#### [THE TASK]
Wherever a line holds the string "screened", copy that line.

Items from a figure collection
══════════════════════════════
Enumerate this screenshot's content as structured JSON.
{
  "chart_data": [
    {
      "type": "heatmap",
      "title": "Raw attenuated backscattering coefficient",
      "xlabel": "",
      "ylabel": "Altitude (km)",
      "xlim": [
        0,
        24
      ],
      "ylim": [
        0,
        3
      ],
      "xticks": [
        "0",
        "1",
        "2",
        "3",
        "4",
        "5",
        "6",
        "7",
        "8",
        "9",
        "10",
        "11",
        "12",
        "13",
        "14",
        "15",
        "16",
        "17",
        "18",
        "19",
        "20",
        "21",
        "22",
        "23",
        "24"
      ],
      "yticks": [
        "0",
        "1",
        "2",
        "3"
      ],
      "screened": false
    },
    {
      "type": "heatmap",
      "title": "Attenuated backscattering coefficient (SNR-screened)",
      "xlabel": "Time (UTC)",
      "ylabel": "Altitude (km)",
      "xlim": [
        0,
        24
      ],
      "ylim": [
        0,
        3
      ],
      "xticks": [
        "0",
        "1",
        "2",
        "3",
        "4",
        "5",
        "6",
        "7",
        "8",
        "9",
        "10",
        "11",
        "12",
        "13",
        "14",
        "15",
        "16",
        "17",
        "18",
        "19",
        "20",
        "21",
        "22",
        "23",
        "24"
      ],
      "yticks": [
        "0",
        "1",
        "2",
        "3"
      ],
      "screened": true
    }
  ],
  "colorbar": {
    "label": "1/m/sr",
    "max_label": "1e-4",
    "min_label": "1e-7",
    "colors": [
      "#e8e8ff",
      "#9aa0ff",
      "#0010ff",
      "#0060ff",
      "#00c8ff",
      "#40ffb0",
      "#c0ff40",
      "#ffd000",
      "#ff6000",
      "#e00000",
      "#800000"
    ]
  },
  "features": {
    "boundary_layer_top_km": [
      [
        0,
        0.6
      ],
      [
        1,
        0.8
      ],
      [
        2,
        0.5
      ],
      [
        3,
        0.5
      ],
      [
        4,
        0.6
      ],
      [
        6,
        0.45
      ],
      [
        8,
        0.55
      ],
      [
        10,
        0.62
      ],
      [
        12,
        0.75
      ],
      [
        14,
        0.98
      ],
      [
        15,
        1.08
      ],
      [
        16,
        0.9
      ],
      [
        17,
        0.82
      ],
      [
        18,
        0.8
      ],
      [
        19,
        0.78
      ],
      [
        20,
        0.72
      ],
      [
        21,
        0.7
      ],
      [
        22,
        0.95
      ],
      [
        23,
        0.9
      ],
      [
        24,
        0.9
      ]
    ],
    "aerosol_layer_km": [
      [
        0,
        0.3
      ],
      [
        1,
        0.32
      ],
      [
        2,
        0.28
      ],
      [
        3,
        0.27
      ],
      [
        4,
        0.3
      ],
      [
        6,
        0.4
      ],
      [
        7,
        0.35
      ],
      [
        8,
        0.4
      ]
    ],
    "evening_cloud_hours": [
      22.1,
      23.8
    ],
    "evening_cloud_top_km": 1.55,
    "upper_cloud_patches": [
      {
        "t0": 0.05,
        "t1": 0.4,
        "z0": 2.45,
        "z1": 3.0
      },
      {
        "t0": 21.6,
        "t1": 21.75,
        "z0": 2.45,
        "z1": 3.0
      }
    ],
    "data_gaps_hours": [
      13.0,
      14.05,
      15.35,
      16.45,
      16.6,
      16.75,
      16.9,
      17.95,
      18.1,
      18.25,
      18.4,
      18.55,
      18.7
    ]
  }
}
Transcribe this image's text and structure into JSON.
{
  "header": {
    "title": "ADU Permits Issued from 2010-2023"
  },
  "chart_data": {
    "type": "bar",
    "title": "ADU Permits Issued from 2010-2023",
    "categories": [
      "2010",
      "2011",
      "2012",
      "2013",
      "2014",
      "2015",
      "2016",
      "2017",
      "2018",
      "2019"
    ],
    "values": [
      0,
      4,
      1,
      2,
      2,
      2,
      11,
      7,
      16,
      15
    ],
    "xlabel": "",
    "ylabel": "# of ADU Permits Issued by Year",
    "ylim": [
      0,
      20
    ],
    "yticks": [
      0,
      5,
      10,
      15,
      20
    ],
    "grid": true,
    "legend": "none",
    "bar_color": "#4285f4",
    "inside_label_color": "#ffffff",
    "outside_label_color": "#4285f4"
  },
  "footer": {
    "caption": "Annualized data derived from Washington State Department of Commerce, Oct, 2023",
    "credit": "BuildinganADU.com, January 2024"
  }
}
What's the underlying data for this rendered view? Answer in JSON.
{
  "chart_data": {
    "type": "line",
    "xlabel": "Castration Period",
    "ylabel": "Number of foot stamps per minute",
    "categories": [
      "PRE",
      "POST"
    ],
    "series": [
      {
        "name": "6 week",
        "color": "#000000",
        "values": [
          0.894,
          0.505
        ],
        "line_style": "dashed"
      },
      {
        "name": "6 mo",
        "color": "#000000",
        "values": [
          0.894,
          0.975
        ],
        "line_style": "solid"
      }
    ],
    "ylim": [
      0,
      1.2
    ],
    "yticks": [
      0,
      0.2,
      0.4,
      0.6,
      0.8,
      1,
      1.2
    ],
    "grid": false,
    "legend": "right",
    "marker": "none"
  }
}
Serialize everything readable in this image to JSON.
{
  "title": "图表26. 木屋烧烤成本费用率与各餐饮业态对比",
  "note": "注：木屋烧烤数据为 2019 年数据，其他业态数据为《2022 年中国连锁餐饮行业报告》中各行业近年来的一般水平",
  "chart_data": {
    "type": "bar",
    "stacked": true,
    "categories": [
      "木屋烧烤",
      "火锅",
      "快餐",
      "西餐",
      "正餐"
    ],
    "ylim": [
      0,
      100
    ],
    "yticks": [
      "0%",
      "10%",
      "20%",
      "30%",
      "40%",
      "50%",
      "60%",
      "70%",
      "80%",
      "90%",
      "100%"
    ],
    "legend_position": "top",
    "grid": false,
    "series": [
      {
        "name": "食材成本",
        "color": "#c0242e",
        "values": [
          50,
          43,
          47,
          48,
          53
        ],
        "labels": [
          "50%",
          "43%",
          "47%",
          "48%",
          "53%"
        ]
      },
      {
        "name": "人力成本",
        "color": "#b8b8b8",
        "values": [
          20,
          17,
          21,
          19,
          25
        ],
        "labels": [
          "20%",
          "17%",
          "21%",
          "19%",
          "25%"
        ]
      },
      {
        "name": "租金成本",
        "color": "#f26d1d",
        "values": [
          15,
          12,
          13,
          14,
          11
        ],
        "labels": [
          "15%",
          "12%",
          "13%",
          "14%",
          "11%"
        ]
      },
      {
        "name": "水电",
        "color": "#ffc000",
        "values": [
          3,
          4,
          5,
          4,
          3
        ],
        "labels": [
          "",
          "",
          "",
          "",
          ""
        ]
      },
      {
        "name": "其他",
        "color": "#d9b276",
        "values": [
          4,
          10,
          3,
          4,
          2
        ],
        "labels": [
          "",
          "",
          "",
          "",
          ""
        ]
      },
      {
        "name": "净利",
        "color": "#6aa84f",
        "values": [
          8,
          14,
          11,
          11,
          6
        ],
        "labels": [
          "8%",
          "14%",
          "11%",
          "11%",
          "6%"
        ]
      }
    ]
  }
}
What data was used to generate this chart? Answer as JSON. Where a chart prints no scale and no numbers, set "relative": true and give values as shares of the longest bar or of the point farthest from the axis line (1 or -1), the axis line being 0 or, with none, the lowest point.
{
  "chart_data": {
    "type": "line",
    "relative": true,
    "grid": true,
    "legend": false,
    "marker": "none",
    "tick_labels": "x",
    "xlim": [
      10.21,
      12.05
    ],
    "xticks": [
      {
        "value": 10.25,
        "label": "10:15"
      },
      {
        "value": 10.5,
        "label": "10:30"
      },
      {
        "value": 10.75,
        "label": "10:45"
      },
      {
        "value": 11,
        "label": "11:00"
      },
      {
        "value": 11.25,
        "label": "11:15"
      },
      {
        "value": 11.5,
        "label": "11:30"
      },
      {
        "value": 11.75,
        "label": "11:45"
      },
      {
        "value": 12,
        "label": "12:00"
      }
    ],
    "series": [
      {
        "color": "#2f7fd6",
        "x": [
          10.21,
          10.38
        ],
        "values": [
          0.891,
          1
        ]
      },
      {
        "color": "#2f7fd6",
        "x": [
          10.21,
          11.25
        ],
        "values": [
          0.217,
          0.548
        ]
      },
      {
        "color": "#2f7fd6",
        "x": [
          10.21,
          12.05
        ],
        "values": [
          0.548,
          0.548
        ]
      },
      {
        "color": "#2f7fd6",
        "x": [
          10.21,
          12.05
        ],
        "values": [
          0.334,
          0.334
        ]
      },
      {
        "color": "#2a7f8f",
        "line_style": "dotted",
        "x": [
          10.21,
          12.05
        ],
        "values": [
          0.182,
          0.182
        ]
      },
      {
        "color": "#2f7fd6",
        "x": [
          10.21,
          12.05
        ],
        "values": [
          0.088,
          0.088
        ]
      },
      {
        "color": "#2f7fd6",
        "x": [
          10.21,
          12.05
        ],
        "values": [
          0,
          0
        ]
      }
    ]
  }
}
══════════════════════════════
#### [EXPECTED ANSWER]
      "screened": false
      "title": "Attenuated backscattering coefficient (SNR-screened)",
      "screened": true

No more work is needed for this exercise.